Look through the data and write out every line with the word "this" in it.

(Chart and figure data)
______________________________
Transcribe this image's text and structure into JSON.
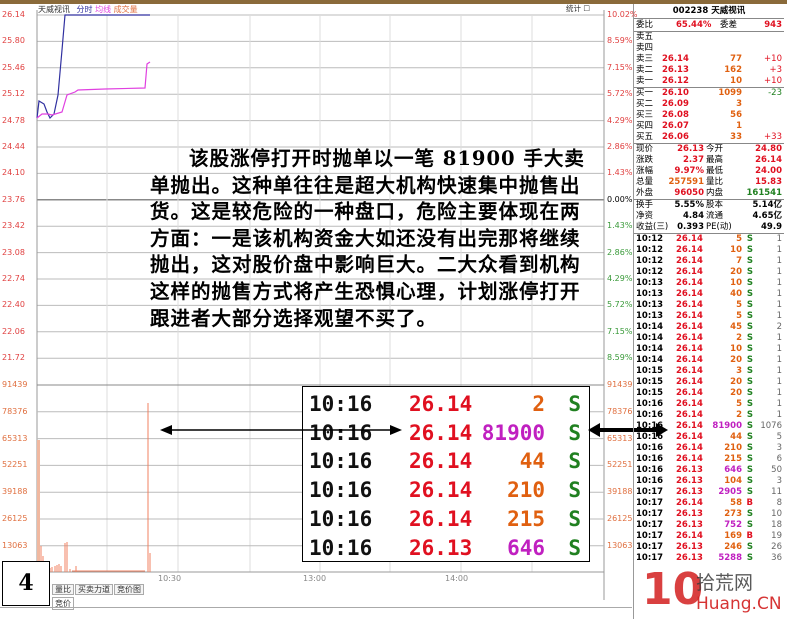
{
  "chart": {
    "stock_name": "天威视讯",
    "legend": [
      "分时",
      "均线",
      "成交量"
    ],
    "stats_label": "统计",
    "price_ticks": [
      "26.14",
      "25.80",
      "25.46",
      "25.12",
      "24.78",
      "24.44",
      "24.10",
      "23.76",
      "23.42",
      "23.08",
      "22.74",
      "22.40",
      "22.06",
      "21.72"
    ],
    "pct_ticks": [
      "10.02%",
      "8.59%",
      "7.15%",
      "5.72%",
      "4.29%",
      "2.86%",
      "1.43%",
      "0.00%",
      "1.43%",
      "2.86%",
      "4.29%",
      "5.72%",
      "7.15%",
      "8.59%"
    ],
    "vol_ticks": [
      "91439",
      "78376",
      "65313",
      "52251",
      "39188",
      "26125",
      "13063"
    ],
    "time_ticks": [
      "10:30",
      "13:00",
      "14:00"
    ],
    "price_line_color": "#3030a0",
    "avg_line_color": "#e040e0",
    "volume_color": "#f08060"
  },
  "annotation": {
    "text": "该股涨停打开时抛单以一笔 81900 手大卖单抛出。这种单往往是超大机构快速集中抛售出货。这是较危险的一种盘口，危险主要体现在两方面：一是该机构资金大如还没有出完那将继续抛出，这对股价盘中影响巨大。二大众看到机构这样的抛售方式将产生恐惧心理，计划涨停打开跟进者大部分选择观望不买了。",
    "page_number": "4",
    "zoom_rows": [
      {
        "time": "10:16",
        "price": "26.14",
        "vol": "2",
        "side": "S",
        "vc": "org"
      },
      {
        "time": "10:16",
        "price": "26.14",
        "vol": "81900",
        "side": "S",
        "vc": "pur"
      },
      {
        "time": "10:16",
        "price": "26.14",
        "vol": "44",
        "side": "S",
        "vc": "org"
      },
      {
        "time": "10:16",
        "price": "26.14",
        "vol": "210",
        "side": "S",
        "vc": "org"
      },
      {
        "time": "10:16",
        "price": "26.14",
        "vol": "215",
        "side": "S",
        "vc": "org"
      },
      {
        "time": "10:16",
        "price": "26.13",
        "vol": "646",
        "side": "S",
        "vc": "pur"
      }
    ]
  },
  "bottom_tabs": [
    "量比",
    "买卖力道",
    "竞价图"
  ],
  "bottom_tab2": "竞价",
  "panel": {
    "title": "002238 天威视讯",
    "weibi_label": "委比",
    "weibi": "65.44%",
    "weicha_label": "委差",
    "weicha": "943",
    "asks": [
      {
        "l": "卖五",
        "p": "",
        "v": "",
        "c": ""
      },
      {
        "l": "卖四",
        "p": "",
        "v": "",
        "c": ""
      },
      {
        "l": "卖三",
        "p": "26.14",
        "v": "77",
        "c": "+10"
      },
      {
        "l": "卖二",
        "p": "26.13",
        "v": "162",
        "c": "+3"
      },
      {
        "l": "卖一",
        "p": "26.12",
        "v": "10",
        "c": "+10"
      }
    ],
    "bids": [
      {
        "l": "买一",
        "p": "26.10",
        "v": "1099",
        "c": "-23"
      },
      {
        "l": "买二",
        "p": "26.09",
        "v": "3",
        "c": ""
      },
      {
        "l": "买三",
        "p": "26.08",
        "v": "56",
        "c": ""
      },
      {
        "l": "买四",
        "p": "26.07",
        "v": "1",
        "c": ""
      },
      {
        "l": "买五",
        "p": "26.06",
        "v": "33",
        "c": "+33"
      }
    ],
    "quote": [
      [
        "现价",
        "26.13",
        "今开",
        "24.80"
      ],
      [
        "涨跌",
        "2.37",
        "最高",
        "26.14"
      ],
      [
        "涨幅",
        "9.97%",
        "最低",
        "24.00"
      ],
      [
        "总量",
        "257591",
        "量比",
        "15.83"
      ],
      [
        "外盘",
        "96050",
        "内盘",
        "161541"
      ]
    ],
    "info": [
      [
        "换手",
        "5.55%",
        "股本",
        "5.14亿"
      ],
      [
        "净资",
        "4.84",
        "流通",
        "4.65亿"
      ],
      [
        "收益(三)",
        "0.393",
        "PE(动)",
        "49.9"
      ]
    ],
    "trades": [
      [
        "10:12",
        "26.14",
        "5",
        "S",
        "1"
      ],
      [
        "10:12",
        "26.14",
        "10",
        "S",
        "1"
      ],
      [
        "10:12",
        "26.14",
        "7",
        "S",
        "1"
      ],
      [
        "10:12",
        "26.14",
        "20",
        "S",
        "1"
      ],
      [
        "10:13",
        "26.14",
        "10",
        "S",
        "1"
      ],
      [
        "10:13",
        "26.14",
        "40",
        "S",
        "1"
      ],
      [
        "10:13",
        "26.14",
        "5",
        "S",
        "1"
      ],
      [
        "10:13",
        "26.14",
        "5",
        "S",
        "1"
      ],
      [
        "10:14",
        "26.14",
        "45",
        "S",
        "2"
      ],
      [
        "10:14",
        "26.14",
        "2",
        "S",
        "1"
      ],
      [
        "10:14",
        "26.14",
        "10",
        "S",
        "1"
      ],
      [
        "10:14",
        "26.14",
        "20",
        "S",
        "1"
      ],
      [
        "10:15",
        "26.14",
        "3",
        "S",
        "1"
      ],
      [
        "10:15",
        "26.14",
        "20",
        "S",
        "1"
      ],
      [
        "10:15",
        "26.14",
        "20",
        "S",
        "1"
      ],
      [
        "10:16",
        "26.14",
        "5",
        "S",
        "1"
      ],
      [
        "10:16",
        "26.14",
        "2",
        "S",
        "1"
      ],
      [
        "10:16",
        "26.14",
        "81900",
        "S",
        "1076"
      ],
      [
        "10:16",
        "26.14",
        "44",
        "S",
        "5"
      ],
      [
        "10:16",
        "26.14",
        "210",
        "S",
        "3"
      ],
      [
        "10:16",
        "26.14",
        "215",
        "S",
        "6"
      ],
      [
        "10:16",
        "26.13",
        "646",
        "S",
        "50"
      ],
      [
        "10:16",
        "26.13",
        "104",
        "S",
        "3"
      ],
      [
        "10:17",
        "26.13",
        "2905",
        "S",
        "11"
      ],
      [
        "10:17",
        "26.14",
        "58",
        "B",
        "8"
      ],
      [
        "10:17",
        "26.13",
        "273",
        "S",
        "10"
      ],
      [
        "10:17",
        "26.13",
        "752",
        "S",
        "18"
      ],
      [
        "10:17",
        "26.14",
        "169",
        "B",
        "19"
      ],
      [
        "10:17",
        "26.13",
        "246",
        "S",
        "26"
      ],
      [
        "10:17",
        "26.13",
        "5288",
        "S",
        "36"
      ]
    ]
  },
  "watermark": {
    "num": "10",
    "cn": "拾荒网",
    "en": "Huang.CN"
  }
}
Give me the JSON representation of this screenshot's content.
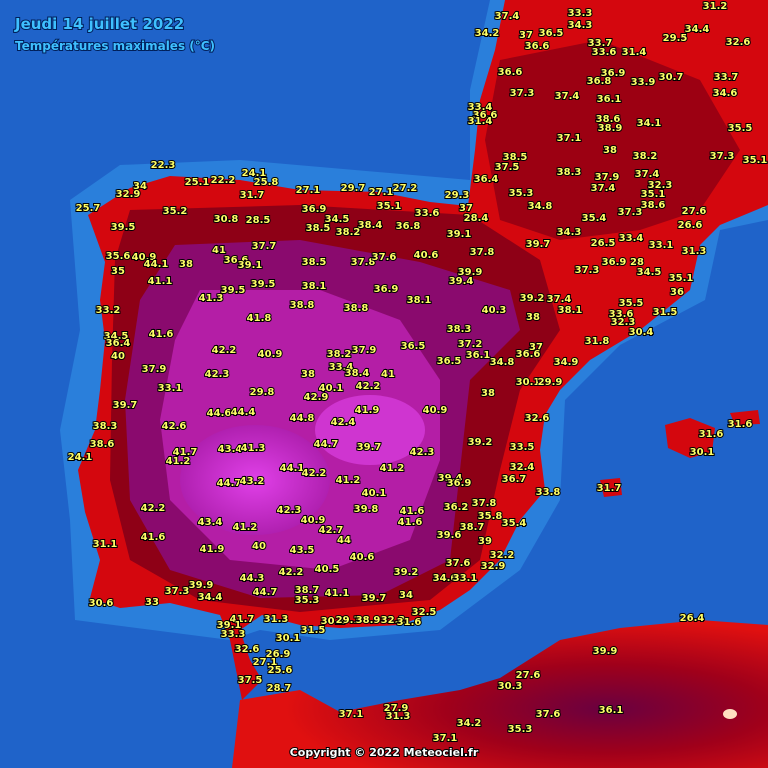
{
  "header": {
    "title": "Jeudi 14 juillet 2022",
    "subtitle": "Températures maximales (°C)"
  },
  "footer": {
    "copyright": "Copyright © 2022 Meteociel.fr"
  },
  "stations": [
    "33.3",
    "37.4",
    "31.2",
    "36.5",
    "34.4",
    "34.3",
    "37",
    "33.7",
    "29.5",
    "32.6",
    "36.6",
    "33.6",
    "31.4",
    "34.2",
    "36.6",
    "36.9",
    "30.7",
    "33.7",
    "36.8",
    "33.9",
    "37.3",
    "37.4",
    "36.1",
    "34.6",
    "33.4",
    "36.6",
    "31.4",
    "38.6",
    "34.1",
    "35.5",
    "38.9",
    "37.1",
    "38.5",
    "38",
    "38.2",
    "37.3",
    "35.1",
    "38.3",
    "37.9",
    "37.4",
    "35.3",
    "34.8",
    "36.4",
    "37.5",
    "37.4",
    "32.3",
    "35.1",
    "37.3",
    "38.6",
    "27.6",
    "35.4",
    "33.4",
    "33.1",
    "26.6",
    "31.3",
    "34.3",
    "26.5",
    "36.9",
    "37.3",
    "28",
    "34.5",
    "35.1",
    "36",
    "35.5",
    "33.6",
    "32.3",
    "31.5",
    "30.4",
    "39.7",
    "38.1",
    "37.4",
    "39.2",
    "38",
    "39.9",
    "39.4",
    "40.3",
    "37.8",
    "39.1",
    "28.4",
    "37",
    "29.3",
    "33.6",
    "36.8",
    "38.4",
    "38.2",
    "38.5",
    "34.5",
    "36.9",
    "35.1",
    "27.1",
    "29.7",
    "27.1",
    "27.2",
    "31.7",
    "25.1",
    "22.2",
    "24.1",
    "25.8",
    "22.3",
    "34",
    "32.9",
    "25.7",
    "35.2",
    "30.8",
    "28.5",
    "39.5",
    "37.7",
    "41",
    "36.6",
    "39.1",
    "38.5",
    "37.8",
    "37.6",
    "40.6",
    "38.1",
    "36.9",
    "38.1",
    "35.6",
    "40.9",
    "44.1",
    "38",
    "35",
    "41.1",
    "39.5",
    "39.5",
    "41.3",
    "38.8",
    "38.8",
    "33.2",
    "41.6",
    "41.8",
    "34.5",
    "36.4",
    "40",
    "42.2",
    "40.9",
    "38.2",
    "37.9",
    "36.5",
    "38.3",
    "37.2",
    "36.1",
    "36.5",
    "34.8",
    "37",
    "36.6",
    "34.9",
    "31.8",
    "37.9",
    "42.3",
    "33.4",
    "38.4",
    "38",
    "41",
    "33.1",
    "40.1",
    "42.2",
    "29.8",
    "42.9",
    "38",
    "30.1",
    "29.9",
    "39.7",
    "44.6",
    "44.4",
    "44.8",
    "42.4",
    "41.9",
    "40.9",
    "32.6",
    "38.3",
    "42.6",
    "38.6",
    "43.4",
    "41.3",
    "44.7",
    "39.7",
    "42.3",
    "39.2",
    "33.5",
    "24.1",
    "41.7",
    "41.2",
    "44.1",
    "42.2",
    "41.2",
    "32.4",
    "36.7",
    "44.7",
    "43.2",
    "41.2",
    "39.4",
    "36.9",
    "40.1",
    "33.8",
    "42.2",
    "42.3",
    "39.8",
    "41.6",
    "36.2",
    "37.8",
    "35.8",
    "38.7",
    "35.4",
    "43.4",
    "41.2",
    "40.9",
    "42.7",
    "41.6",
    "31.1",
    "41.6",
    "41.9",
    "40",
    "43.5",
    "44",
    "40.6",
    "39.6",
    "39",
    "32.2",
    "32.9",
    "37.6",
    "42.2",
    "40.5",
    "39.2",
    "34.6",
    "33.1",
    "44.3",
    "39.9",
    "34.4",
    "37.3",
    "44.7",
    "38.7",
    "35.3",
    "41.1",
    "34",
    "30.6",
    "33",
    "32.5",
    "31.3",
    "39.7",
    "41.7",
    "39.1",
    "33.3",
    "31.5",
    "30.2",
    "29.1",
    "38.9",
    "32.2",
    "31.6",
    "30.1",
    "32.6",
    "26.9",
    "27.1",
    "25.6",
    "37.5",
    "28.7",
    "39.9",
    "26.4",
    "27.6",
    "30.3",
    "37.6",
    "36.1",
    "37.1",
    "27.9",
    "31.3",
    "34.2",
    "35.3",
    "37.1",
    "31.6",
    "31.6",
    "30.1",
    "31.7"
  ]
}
______________________________
The answer
Transcribe this image's text and structure into JSON.
Give me the JSON representation of this screenshot's content.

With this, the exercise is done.